### What is being asked
Extract the records from the line holding "data-point: [790, 320, 805, 335]" through the line holding "x-tick-label: 18:30: [957, 790, 1018, 814]", inclusive, and reproduce those lines verbatim.

### Provided entries
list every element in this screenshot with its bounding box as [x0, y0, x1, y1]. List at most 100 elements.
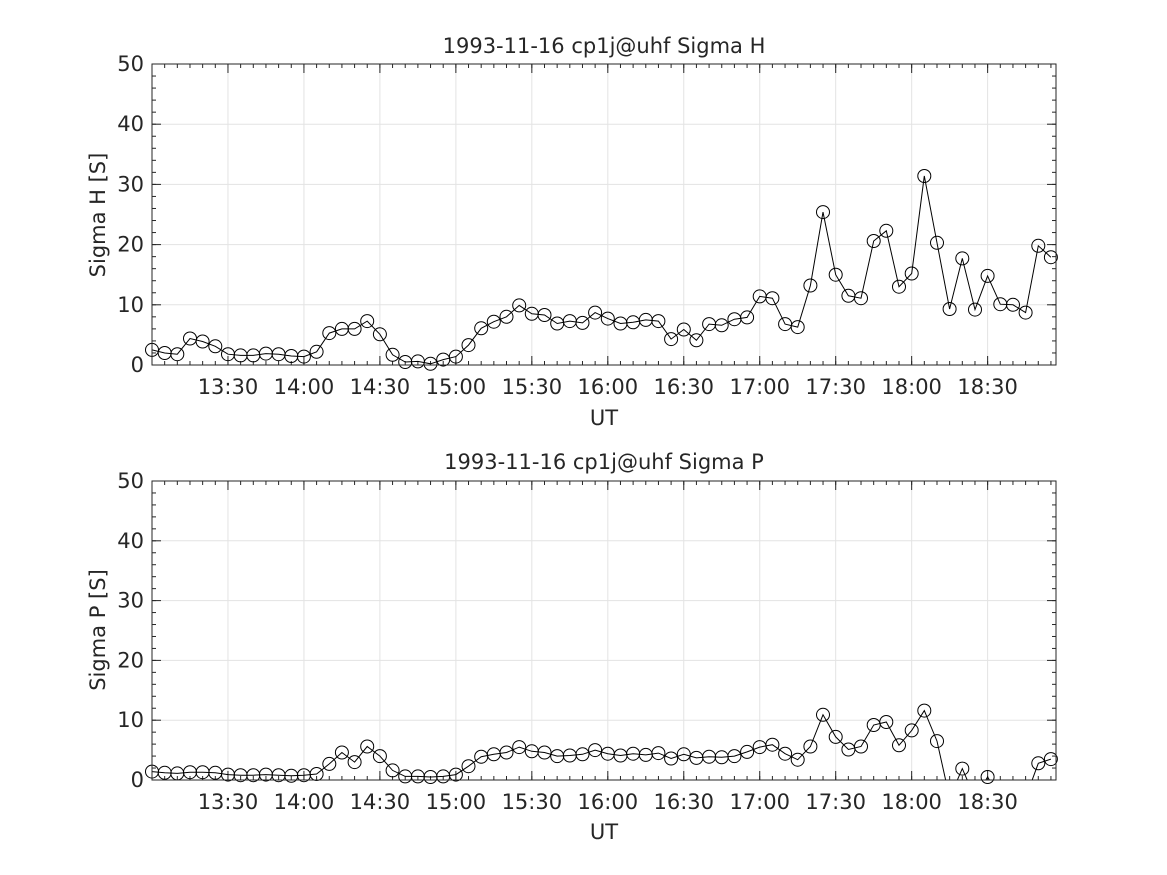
data-point: [790, 320, 805, 335]
data-point: [1018, 305, 1033, 320]
data-point: [803, 739, 818, 754]
data-point: [347, 755, 362, 770]
x-tick-label: 18:00: [881, 790, 942, 814]
x-tick-label: 18:30: [957, 790, 1018, 814]
chart-title: 1993-11-16 cp1j@uhf Sigma P: [444, 450, 764, 474]
x-tick-label: 13:30: [198, 790, 259, 814]
x-tick-label: 17:00: [729, 790, 790, 814]
data-point: [347, 321, 362, 336]
data-point: [309, 344, 324, 359]
y-tick-label: 50: [117, 52, 144, 76]
data-point: [765, 737, 780, 752]
data-point: [828, 267, 843, 282]
data-point: [917, 169, 932, 183]
series-line: [152, 175, 1052, 365]
axes-frame: [151, 63, 1057, 366]
data-point: [765, 291, 780, 306]
data-point: [512, 298, 527, 313]
x-tick-label: 16:00: [578, 790, 639, 814]
x-tick-label: 13:30: [198, 375, 259, 399]
data-point: [360, 314, 375, 329]
data-point: [385, 347, 400, 362]
y-tick-label: 10: [117, 708, 144, 732]
data-point: [448, 349, 463, 364]
x-tick-label: 17:30: [805, 375, 866, 399]
data-point: [879, 715, 894, 729]
x-tick-label: 17:30: [805, 790, 866, 814]
data-point: [816, 707, 830, 722]
data-point: [322, 326, 337, 341]
data-point: [1031, 756, 1046, 771]
data-point: [448, 767, 463, 782]
data-point: [600, 311, 615, 326]
data-point: [499, 309, 514, 324]
data-point: [588, 743, 603, 758]
x-tick-label: 18:00: [881, 375, 942, 399]
data-point: [575, 747, 590, 762]
x-axis-label: UT: [590, 820, 618, 844]
data-point: [1043, 752, 1058, 767]
plot-area: [152, 481, 1056, 780]
axes-frame: [151, 480, 1057, 781]
data-point: [651, 314, 666, 329]
y-tick-label: 30: [117, 589, 144, 613]
data-point: [372, 327, 387, 342]
y-axis-label: Sigma P [S]: [86, 569, 110, 691]
data-point: [1031, 238, 1046, 253]
data-point: [955, 761, 970, 776]
data-point: [461, 338, 476, 353]
data-point: [1006, 297, 1020, 312]
x-tick-label: 16:30: [653, 790, 714, 814]
y-tick-label: 0: [131, 353, 144, 377]
data-point: [816, 205, 830, 220]
y-tick-label: 30: [117, 172, 144, 196]
y-tick-label: 50: [117, 469, 144, 493]
data-point: [803, 278, 818, 293]
data-point: [461, 759, 476, 774]
x-tick-label: 14:00: [274, 375, 335, 399]
data-point: [854, 291, 868, 306]
data-point: [955, 251, 970, 266]
data-point: [486, 314, 501, 329]
x-tick-label: 15:00: [426, 790, 487, 814]
data-point: [499, 745, 514, 760]
data-point: [904, 266, 919, 281]
data-point: [360, 739, 375, 754]
x-tick-label: 15:00: [426, 375, 487, 399]
x-tick-label: 16:00: [578, 375, 639, 399]
data-point: [588, 305, 603, 320]
sigma-h-panel: 1993-11-16 cp1j@uhf Sigma H UT Sigma H […: [86, 34, 1058, 430]
x-tick-label: 14:00: [274, 790, 335, 814]
data-point: [296, 349, 311, 364]
data-point: [714, 318, 729, 333]
data-point: [866, 234, 881, 248]
y-axis-label: Sigma H [S]: [86, 153, 110, 278]
data-point: [980, 770, 995, 784]
x-tick-label: 15:30: [502, 790, 563, 814]
data-point: [917, 703, 932, 718]
data-point: [1043, 250, 1058, 265]
x-tick-label: 16:30: [653, 375, 714, 399]
y-tick-label: 0: [131, 768, 144, 792]
y-tick-label: 40: [117, 112, 144, 136]
data-point: [740, 744, 755, 759]
data-point: [942, 302, 957, 316]
y-tick-label: 20: [117, 648, 144, 672]
x-axis-label: UT: [590, 406, 618, 430]
x-tick-label: 14:30: [350, 790, 411, 814]
chart-title: 1993-11-16 cp1j@uhf Sigma H: [443, 34, 766, 58]
data-point: [790, 752, 805, 767]
data-point: [322, 756, 337, 771]
data-point: [854, 739, 868, 754]
data-point: [676, 747, 691, 762]
x-tick-label: 18:30: [957, 375, 1018, 399]
data-point: [828, 729, 843, 744]
sigma-p-panel: 1993-11-16 cp1j@uhf Sigma P UT Sigma P […: [86, 450, 1058, 844]
data-point: [512, 740, 527, 755]
data-point: [980, 268, 995, 283]
x-tick-label: 15:30: [502, 375, 563, 399]
data-point: [778, 746, 793, 761]
data-point: [930, 235, 944, 250]
data-point: [892, 279, 906, 294]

### Correct response
data-point: [790, 320, 805, 335]
data-point: [1018, 305, 1033, 320]
data-point: [803, 739, 818, 754]
data-point: [347, 755, 362, 770]
x-tick-label: 18:00: [881, 790, 942, 814]
x-tick-label: 18:30: [957, 790, 1018, 814]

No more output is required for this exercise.